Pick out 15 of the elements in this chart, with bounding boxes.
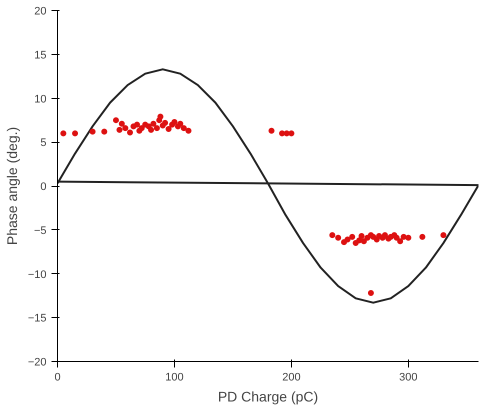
y-tick-label: 0 xyxy=(40,181,47,193)
y-tick-label: 20 xyxy=(34,6,47,18)
y-axis-title: Phase angle (deg.) xyxy=(4,126,20,246)
y-tick-label: −10 xyxy=(28,268,47,281)
y-tick-label: −20 xyxy=(28,356,47,368)
x-tick-label: 300 xyxy=(399,372,418,384)
x-tick-label: 0 xyxy=(54,372,61,384)
x-tick-label: 200 xyxy=(282,372,301,384)
x-tick-label: 100 xyxy=(165,372,184,384)
y-tick-label: 5 xyxy=(40,137,47,150)
x-axis-title: PD Charge (pC) xyxy=(218,388,318,404)
y-tick-label: −15 xyxy=(28,312,47,325)
y-tick-label: 10 xyxy=(34,93,47,106)
y-tick-label: −5 xyxy=(34,224,47,237)
y-tick-label: 15 xyxy=(34,49,47,62)
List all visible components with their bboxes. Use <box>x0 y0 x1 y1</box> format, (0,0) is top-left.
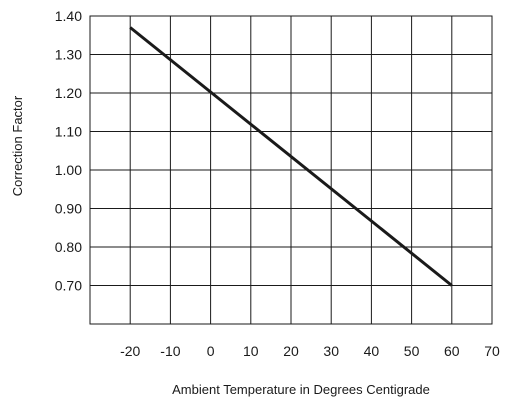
x-tick-label: 20 <box>283 343 299 359</box>
x-tick-label: -10 <box>160 343 180 359</box>
x-tick-label: 70 <box>484 343 500 359</box>
x-tick-label: -20 <box>120 343 140 359</box>
series-layer <box>129 26 453 287</box>
y-tick-label: 0.70 <box>55 278 82 294</box>
y-axis-label: Correction Factor <box>10 95 25 196</box>
x-tick-label: 50 <box>404 343 420 359</box>
x-tick-label: 10 <box>243 343 259 359</box>
grid <box>90 16 492 324</box>
y-tick-label: 1.30 <box>55 47 82 63</box>
x-tick-label: 60 <box>444 343 460 359</box>
x-tick-label: 0 <box>207 343 215 359</box>
x-tick-label: 40 <box>364 343 380 359</box>
y-tick-label: 0.80 <box>55 239 82 255</box>
y-tick-label: 1.40 <box>55 8 82 24</box>
x-tick-label: 30 <box>323 343 339 359</box>
x-axis-label: Ambient Temperature in Degrees Centigrad… <box>172 382 430 397</box>
y-tick-labels: 1.40 1.30 1.20 1.10 1.00 0.90 0.80 0.70 <box>55 8 82 294</box>
y-tick-label: 0.90 <box>55 201 82 217</box>
x-tick-labels: -20 -10 0 10 20 30 40 50 60 70 <box>120 343 500 359</box>
y-tick-label: 1.10 <box>55 124 82 140</box>
y-tick-label: 1.00 <box>55 162 82 178</box>
series-line <box>129 26 453 287</box>
y-tick-label: 1.20 <box>55 85 82 101</box>
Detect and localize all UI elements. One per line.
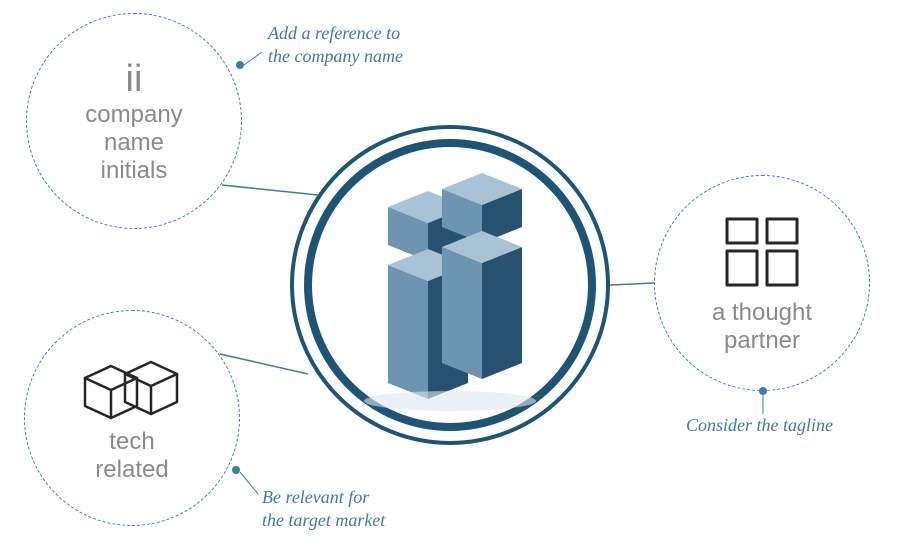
bubble-thought: a thoughtpartner (654, 175, 870, 391)
bubble-initials-label: companynameinitials (85, 101, 182, 184)
diagram-canvas: ii companynameinitials techrelated (0, 0, 900, 557)
annotation-tagline: Consider the tagline (686, 414, 833, 437)
annotation-target-market: Be relevant forthe target market (262, 486, 385, 531)
bubble-initials-heading: ii (126, 58, 143, 102)
window-sketch-icon (717, 211, 807, 291)
bubble-thought-label: a thoughtpartner (712, 299, 812, 354)
annotation-reference: Add a reference tothe company name (268, 22, 403, 67)
bubble-tech: techrelated (24, 310, 240, 526)
bubble-tech-label: techrelated (95, 428, 168, 483)
cubes-sketch-icon (77, 352, 187, 422)
central-logo-icon (340, 153, 560, 413)
connector-thought (608, 281, 656, 287)
connector-initials (220, 183, 320, 197)
anchor-line-tagline (761, 393, 765, 416)
anchor-line-ref (242, 50, 264, 67)
anchor-line-market (238, 470, 260, 496)
connector-tech (218, 352, 310, 376)
bubble-initials: ii companynameinitials (26, 13, 242, 229)
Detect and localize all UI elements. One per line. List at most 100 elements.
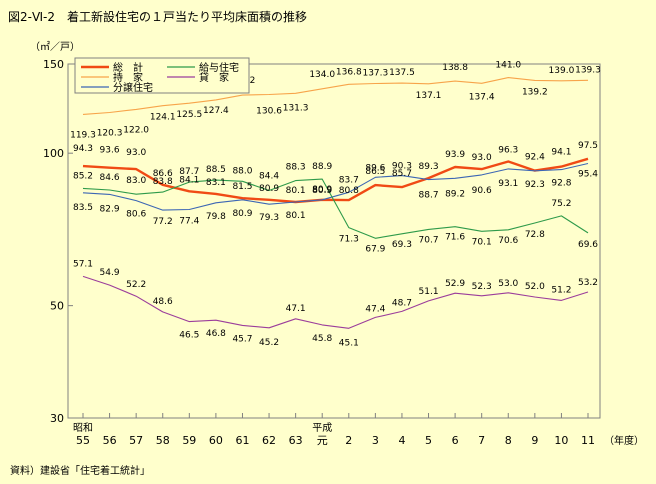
data-label: 51.2 xyxy=(551,285,571,295)
x-era-label: 平成 xyxy=(312,422,332,434)
data-label: 52.0 xyxy=(525,282,545,292)
data-label: 53.0 xyxy=(498,279,518,289)
data-label: 88.3 xyxy=(286,163,306,173)
data-label: 45.7 xyxy=(232,334,252,344)
data-label: 47.4 xyxy=(365,304,385,314)
data-label: 48.7 xyxy=(392,298,412,308)
x-tick-label: 62 xyxy=(262,434,276,447)
data-label: 119.3 xyxy=(70,130,96,140)
data-label: 53.2 xyxy=(578,278,598,288)
data-label: 83.0 xyxy=(126,176,146,186)
data-label: 57.1 xyxy=(73,259,93,269)
x-tick-label: 55 xyxy=(76,434,90,447)
x-tick-label: 60 xyxy=(209,434,223,447)
data-label: 79.8 xyxy=(206,212,226,222)
plot-area xyxy=(67,63,601,419)
data-label: 46.5 xyxy=(179,331,199,341)
data-label: 51.1 xyxy=(419,287,439,297)
x-tick-label: 4 xyxy=(398,434,405,447)
x-tick-label: 57 xyxy=(129,434,143,447)
data-label: 122.0 xyxy=(123,125,149,135)
data-label: 67.9 xyxy=(365,244,385,254)
legend-label-4: 貸 家 xyxy=(199,71,229,84)
data-label: 77.2 xyxy=(153,217,173,227)
data-label: 71.6 xyxy=(445,233,465,243)
series-line-2 xyxy=(82,162,589,211)
data-label: 69.6 xyxy=(578,240,598,250)
data-label: 54.9 xyxy=(100,268,120,278)
data-label: 83.1 xyxy=(206,178,226,188)
data-label: 137.1 xyxy=(416,91,442,101)
x-tick-label: 61 xyxy=(235,434,249,447)
data-label: 88.5 xyxy=(206,165,226,175)
data-label: 137.5 xyxy=(389,68,415,78)
data-label: 80.1 xyxy=(286,186,306,196)
series-line-3 xyxy=(82,178,589,239)
data-label: 131.3 xyxy=(283,103,309,113)
data-label: 48.6 xyxy=(153,297,173,307)
data-label: 83.5 xyxy=(73,203,93,213)
data-label: 86.5 xyxy=(365,167,385,177)
data-label: 139.0 xyxy=(549,66,575,76)
data-label: 80.8 xyxy=(339,186,359,196)
data-label: 95.4 xyxy=(578,170,598,180)
data-label: 77.4 xyxy=(179,217,199,227)
data-label: 71.3 xyxy=(339,235,359,245)
data-label: 80.9 xyxy=(312,186,332,196)
series-line-1 xyxy=(82,77,589,115)
data-label: 92.8 xyxy=(551,179,571,189)
data-label: 47.1 xyxy=(286,304,306,314)
x-tick-label: 7 xyxy=(478,434,485,447)
x-axis-label: （年度） xyxy=(604,434,644,447)
y-tick-label: 30 xyxy=(50,412,64,425)
data-label: 69.3 xyxy=(392,240,412,250)
data-label: 87.7 xyxy=(179,167,199,177)
data-label: 93.1 xyxy=(498,179,518,189)
x-era-label: 昭和 xyxy=(73,422,93,434)
data-label: 84.1 xyxy=(179,175,199,185)
x-tick-label: 63 xyxy=(289,434,303,447)
data-label: 52.3 xyxy=(472,282,492,292)
series-line-0 xyxy=(82,157,589,204)
data-label: 72.8 xyxy=(525,230,545,240)
data-label: 93.0 xyxy=(126,148,146,158)
data-label: 141.0 xyxy=(495,61,521,71)
legend-label-0: 総 計 xyxy=(113,61,143,74)
data-label: 70.7 xyxy=(419,235,439,245)
data-label: 52.9 xyxy=(445,279,465,289)
data-label: 125.5 xyxy=(176,110,202,120)
data-label: 83.8 xyxy=(153,177,173,187)
legend-label-2: 分譲住宅 xyxy=(113,81,153,94)
data-label: 139.3 xyxy=(575,65,601,75)
data-label: 94.1 xyxy=(551,148,571,158)
data-label: 80.1 xyxy=(286,211,306,221)
data-label: 88.0 xyxy=(232,166,252,176)
y-tick-label: 150 xyxy=(43,58,64,71)
data-label: 130.6 xyxy=(256,106,282,116)
data-label: 89.3 xyxy=(419,162,439,172)
data-label: 120.3 xyxy=(97,129,123,139)
x-tick-label: 2 xyxy=(345,434,352,447)
x-tick-label: 元 xyxy=(317,434,328,447)
data-label: 86.6 xyxy=(153,169,173,179)
x-tick-label: 6 xyxy=(452,434,459,447)
chart-title: 図2-Ⅵ-2 着工新設住宅の１戸当たり平均床面積の推移 xyxy=(8,10,308,24)
y-tick-label: 100 xyxy=(43,147,64,160)
legend-label-3: 給与住宅 xyxy=(199,61,239,74)
data-label: 134.0 xyxy=(309,70,335,80)
data-label: 80.9 xyxy=(259,184,279,194)
x-tick-label: 10 xyxy=(554,434,568,447)
data-label: 70.1 xyxy=(472,237,492,247)
x-tick-label: 59 xyxy=(182,434,196,447)
data-label: 89.6 xyxy=(365,163,385,173)
x-tick-label: 5 xyxy=(425,434,432,447)
data-label: 52.2 xyxy=(126,280,146,290)
data-label: 137.4 xyxy=(469,92,495,102)
data-label: 80.6 xyxy=(126,210,146,220)
data-label: 83.7 xyxy=(339,175,359,185)
data-label: 92.3 xyxy=(525,180,545,190)
data-label: 94.3 xyxy=(73,144,93,154)
data-label: 139.2 xyxy=(522,87,548,97)
data-label: 81.5 xyxy=(232,182,252,192)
□ □ □ □ □ □ □
**What is being asked**: How many lines of the listing above contain the string "connector", with case counting? Reply with the number alone.

**Full response**: 3